>>>>

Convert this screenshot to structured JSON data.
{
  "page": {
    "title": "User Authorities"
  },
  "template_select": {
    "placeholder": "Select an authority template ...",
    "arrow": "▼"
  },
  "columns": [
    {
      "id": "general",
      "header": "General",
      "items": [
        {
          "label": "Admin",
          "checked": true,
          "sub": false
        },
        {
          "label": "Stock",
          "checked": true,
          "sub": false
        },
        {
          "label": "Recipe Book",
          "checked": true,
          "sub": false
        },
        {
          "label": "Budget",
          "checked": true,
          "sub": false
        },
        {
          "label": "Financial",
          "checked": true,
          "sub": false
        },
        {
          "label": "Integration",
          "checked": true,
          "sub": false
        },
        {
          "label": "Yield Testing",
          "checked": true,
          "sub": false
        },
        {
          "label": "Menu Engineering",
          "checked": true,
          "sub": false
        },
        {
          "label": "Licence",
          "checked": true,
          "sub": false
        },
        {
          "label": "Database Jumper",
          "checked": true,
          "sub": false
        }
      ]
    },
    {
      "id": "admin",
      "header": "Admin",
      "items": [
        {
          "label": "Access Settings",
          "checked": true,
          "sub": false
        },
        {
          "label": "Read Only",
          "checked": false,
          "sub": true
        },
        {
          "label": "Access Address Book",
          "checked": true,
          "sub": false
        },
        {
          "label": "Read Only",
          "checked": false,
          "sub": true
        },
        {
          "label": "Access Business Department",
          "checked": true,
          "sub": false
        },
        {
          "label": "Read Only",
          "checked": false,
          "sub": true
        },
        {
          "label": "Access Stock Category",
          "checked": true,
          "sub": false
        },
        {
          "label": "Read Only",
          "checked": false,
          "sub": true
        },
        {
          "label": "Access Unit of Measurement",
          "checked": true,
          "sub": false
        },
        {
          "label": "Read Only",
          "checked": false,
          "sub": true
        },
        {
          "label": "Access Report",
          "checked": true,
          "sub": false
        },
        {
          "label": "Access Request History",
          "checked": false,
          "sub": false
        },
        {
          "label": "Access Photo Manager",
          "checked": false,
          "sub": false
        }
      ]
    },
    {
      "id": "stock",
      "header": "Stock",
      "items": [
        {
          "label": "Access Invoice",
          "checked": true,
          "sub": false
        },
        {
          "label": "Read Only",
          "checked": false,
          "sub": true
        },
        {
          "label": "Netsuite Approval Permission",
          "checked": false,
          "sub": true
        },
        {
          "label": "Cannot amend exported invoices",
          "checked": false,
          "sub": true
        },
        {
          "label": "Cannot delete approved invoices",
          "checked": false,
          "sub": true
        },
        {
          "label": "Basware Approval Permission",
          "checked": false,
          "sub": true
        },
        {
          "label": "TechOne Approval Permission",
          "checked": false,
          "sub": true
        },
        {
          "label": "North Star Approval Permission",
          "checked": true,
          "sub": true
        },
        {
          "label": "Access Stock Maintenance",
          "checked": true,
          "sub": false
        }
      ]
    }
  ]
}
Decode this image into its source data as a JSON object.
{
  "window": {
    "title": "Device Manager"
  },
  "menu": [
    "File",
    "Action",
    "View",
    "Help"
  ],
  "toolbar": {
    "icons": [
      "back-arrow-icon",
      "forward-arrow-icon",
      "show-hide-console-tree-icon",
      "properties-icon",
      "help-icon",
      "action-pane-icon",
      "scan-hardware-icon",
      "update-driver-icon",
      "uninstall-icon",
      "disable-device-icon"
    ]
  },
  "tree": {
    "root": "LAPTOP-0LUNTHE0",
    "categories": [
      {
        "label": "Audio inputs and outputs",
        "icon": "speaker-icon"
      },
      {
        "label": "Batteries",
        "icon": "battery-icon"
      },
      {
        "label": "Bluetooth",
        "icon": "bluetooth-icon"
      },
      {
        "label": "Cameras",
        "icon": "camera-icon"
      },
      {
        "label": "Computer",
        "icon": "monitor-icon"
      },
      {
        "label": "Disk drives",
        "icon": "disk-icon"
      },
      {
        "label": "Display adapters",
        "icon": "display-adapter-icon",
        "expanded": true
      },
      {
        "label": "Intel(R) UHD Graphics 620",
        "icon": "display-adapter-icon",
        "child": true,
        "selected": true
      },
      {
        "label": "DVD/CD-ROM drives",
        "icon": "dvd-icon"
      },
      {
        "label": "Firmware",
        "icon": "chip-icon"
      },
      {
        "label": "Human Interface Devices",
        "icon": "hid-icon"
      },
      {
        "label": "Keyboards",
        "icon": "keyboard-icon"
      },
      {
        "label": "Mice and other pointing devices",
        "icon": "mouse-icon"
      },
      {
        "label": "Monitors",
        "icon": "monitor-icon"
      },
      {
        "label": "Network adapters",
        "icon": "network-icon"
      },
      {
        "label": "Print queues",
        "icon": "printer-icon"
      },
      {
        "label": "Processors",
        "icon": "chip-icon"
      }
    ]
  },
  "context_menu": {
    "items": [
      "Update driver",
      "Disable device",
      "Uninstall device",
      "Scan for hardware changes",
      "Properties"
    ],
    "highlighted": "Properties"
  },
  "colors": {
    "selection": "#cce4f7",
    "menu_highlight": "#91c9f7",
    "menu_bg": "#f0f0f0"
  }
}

<<<<

What you need to do:
Pick out and copy the lines of the entries that hold the string "hardware".

Output:
      "scan-hardware-icon",
      "Scan for hardware changes",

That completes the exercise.